(begin)

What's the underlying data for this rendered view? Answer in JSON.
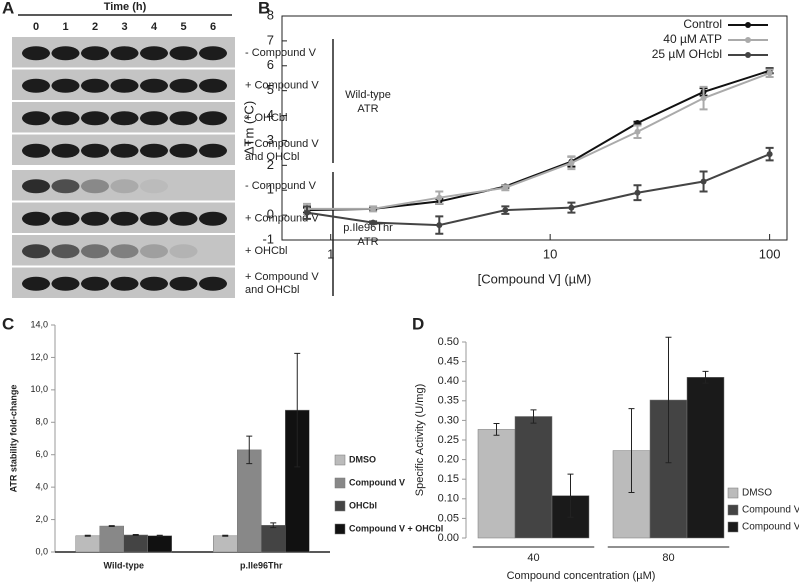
{
  "blot": {
    "label": "A",
    "time_label": "Time (h)",
    "times": [
      "0",
      "1",
      "2",
      "3",
      "4",
      "5",
      "6"
    ],
    "groups": [
      {
        "name": [
          "Wild-type",
          "ATR"
        ],
        "rows": [
          [
            "- Compound V"
          ],
          [
            "+ Compound V"
          ],
          [
            "+ OHCbl"
          ],
          [
            "+ Compound V",
            "and OHCbl"
          ]
        ]
      },
      {
        "name": [
          "p.Ile96Thr",
          "ATR"
        ],
        "rows": [
          [
            "- Compound V"
          ],
          [
            "+ Compound V"
          ],
          [
            "+ OHCbl"
          ],
          [
            "+ Compound V",
            "and OHCbl"
          ]
        ]
      }
    ]
  },
  "chart_data": [
    {
      "type": "line",
      "label": "B",
      "x_label": "[Compound V] (µM)",
      "y_label": "ΔTm (°C)",
      "x": [
        0.78,
        1.56,
        3.125,
        6.25,
        12.5,
        25,
        50,
        100
      ],
      "xscale": "log",
      "xlim": [
        0.6,
        120
      ],
      "xticks": [
        1,
        10,
        100
      ],
      "ylim": [
        -1,
        8
      ],
      "yticks": [
        -1,
        0,
        1,
        2,
        3,
        4,
        5,
        6,
        7,
        8
      ],
      "legend": "top-right",
      "series": [
        {
          "name": "Control",
          "color": "#111111",
          "values": [
            0.2,
            0.25,
            0.55,
            1.15,
            2.15,
            3.7,
            4.95,
            5.8
          ],
          "errors": [
            0.1,
            0.05,
            0.1,
            0.05,
            0.2,
            0.05,
            0.15,
            0.1
          ]
        },
        {
          "name": "40 µM ATP",
          "color": "#aaaaaa",
          "values": [
            0.25,
            0.25,
            0.7,
            1.1,
            2.1,
            3.35,
            4.7,
            5.7
          ],
          "errors": [
            0.2,
            0.1,
            0.25,
            0.1,
            0.25,
            0.25,
            0.45,
            0.15
          ]
        },
        {
          "name": "25 µM OHcbl",
          "color": "#444444",
          "values": [
            0.1,
            -0.3,
            -0.4,
            0.2,
            0.3,
            0.9,
            1.35,
            2.45
          ],
          "errors": [
            0.25,
            0.05,
            0.35,
            0.15,
            0.2,
            0.3,
            0.4,
            0.25
          ]
        }
      ]
    },
    {
      "type": "bar",
      "label": "C",
      "y_label": "ATR stability fold-change",
      "categories": [
        "Wild-type",
        "p.Ile96Thr"
      ],
      "ylim": [
        0,
        14
      ],
      "yticks": [
        {
          "value": 0,
          "label": "0,0"
        },
        {
          "value": 2,
          "label": "2,0"
        },
        {
          "value": 4,
          "label": "4,0"
        },
        {
          "value": 6,
          "label": "6,0"
        },
        {
          "value": 8,
          "label": "8,0"
        },
        {
          "value": 10,
          "label": "10,0"
        },
        {
          "value": 12,
          "label": "12,0"
        },
        {
          "value": 14,
          "label": "14,0"
        }
      ],
      "legend": "right",
      "series": [
        {
          "name": "DMSO",
          "color": "#bbbbbb",
          "values": [
            1.0,
            1.0
          ],
          "errors": [
            0.03,
            0.03
          ]
        },
        {
          "name": "Compound V",
          "color": "#888888",
          "values": [
            1.6,
            6.3
          ],
          "errors": [
            0.03,
            0.85
          ]
        },
        {
          "name": "OHCbl",
          "color": "#444444",
          "values": [
            1.05,
            1.65
          ],
          "errors": [
            0.03,
            0.15
          ]
        },
        {
          "name": "Compound V + OHCbl",
          "color": "#111111",
          "values": [
            1.0,
            8.75
          ],
          "errors": [
            0.03,
            3.5
          ]
        }
      ]
    },
    {
      "type": "bar",
      "label": "D",
      "x_label": "Compound concentration (µM)",
      "y_label": "Specific Activity (U/mg)",
      "categories": [
        "40",
        "80"
      ],
      "ylim": [
        0,
        0.5
      ],
      "yticks": [
        {
          "value": 0,
          "label": "0.00"
        },
        {
          "value": 0.05,
          "label": "0.05"
        },
        {
          "value": 0.1,
          "label": "0.10"
        },
        {
          "value": 0.15,
          "label": "0.15"
        },
        {
          "value": 0.2,
          "label": "0.20"
        },
        {
          "value": 0.25,
          "label": "0.25"
        },
        {
          "value": 0.3,
          "label": "0.30"
        },
        {
          "value": 0.35,
          "label": "0.35"
        },
        {
          "value": 0.4,
          "label": "0.40"
        },
        {
          "value": 0.45,
          "label": "0.45"
        },
        {
          "value": 0.5,
          "label": "0.50"
        }
      ],
      "legend": "right",
      "series": [
        {
          "name": "DMSO",
          "color": "#bbbbbb",
          "values": [
            0.277,
            0.223
          ],
          "errors": [
            0.015,
            0.107
          ]
        },
        {
          "name": "Compound V",
          "color": "#444444",
          "values": [
            0.31,
            0.352
          ],
          "errors": [
            0.017,
            0.16
          ]
        },
        {
          "name": "Compound VI",
          "color": "#1a1a1a",
          "values": [
            0.108,
            0.41
          ],
          "errors": [
            0.055,
            0.015
          ]
        }
      ]
    }
  ]
}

(end)

▶ WRITTEN PROBLEM:
Copy every record above exactly, leaving out any pictures.

▶ TASK OUTPUT:
What's the underlying data for this rendered view? Answer in JSON.
{
  "blot": {
    "label": "A",
    "time_label": "Time (h)",
    "times": [
      "0",
      "1",
      "2",
      "3",
      "4",
      "5",
      "6"
    ],
    "groups": [
      {
        "name": [
          "Wild-type",
          "ATR"
        ],
        "rows": [
          [
            "- Compound V"
          ],
          [
            "+ Compound V"
          ],
          [
            "+ OHCbl"
          ],
          [
            "+ Compound V",
            "and OHCbl"
          ]
        ]
      },
      {
        "name": [
          "p.Ile96Thr",
          "ATR"
        ],
        "rows": [
          [
            "- Compound V"
          ],
          [
            "+ Compound V"
          ],
          [
            "+ OHCbl"
          ],
          [
            "+ Compound V",
            "and OHCbl"
          ]
        ]
      }
    ]
  },
  "chart_data": [
    {
      "type": "line",
      "label": "B",
      "x_label": "[Compound V] (µM)",
      "y_label": "ΔTm (°C)",
      "x": [
        0.78,
        1.56,
        3.125,
        6.25,
        12.5,
        25,
        50,
        100
      ],
      "xscale": "log",
      "xlim": [
        0.6,
        120
      ],
      "xticks": [
        1,
        10,
        100
      ],
      "ylim": [
        -1,
        8
      ],
      "yticks": [
        -1,
        0,
        1,
        2,
        3,
        4,
        5,
        6,
        7,
        8
      ],
      "legend": "top-right",
      "series": [
        {
          "name": "Control",
          "color": "#111111",
          "values": [
            0.2,
            0.25,
            0.55,
            1.15,
            2.15,
            3.7,
            4.95,
            5.8
          ],
          "errors": [
            0.1,
            0.05,
            0.1,
            0.05,
            0.2,
            0.05,
            0.15,
            0.1
          ]
        },
        {
          "name": "40 µM ATP",
          "color": "#aaaaaa",
          "values": [
            0.25,
            0.25,
            0.7,
            1.1,
            2.1,
            3.35,
            4.7,
            5.7
          ],
          "errors": [
            0.2,
            0.1,
            0.25,
            0.1,
            0.25,
            0.25,
            0.45,
            0.15
          ]
        },
        {
          "name": "25 µM OHcbl",
          "color": "#444444",
          "values": [
            0.1,
            -0.3,
            -0.4,
            0.2,
            0.3,
            0.9,
            1.35,
            2.45
          ],
          "errors": [
            0.25,
            0.05,
            0.35,
            0.15,
            0.2,
            0.3,
            0.4,
            0.25
          ]
        }
      ]
    },
    {
      "type": "bar",
      "label": "C",
      "y_label": "ATR stability fold-change",
      "categories": [
        "Wild-type",
        "p.Ile96Thr"
      ],
      "ylim": [
        0,
        14
      ],
      "yticks": [
        {
          "value": 0,
          "label": "0,0"
        },
        {
          "value": 2,
          "label": "2,0"
        },
        {
          "value": 4,
          "label": "4,0"
        },
        {
          "value": 6,
          "label": "6,0"
        },
        {
          "value": 8,
          "label": "8,0"
        },
        {
          "value": 10,
          "label": "10,0"
        },
        {
          "value": 12,
          "label": "12,0"
        },
        {
          "value": 14,
          "label": "14,0"
        }
      ],
      "legend": "right",
      "series": [
        {
          "name": "DMSO",
          "color": "#bbbbbb",
          "values": [
            1.0,
            1.0
          ],
          "errors": [
            0.03,
            0.03
          ]
        },
        {
          "name": "Compound V",
          "color": "#888888",
          "values": [
            1.6,
            6.3
          ],
          "errors": [
            0.03,
            0.85
          ]
        },
        {
          "name": "OHCbl",
          "color": "#444444",
          "values": [
            1.05,
            1.65
          ],
          "errors": [
            0.03,
            0.15
          ]
        },
        {
          "name": "Compound V + OHCbl",
          "color": "#111111",
          "values": [
            1.0,
            8.75
          ],
          "errors": [
            0.03,
            3.5
          ]
        }
      ]
    },
    {
      "type": "bar",
      "label": "D",
      "x_label": "Compound concentration (µM)",
      "y_label": "Specific Activity (U/mg)",
      "categories": [
        "40",
        "80"
      ],
      "ylim": [
        0,
        0.5
      ],
      "yticks": [
        {
          "value": 0,
          "label": "0.00"
        },
        {
          "value": 0.05,
          "label": "0.05"
        },
        {
          "value": 0.1,
          "label": "0.10"
        },
        {
          "value": 0.15,
          "label": "0.15"
        },
        {
          "value": 0.2,
          "label": "0.20"
        },
        {
          "value": 0.25,
          "label": "0.25"
        },
        {
          "value": 0.3,
          "label": "0.30"
        },
        {
          "value": 0.35,
          "label": "0.35"
        },
        {
          "value": 0.4,
          "label": "0.40"
        },
        {
          "value": 0.45,
          "label": "0.45"
        },
        {
          "value": 0.5,
          "label": "0.50"
        }
      ],
      "legend": "right",
      "series": [
        {
          "name": "DMSO",
          "color": "#bbbbbb",
          "values": [
            0.277,
            0.223
          ],
          "errors": [
            0.015,
            0.107
          ]
        },
        {
          "name": "Compound V",
          "color": "#444444",
          "values": [
            0.31,
            0.352
          ],
          "errors": [
            0.017,
            0.16
          ]
        },
        {
          "name": "Compound VI",
          "color": "#1a1a1a",
          "values": [
            0.108,
            0.41
          ],
          "errors": [
            0.055,
            0.015
          ]
        }
      ]
    }
  ]
}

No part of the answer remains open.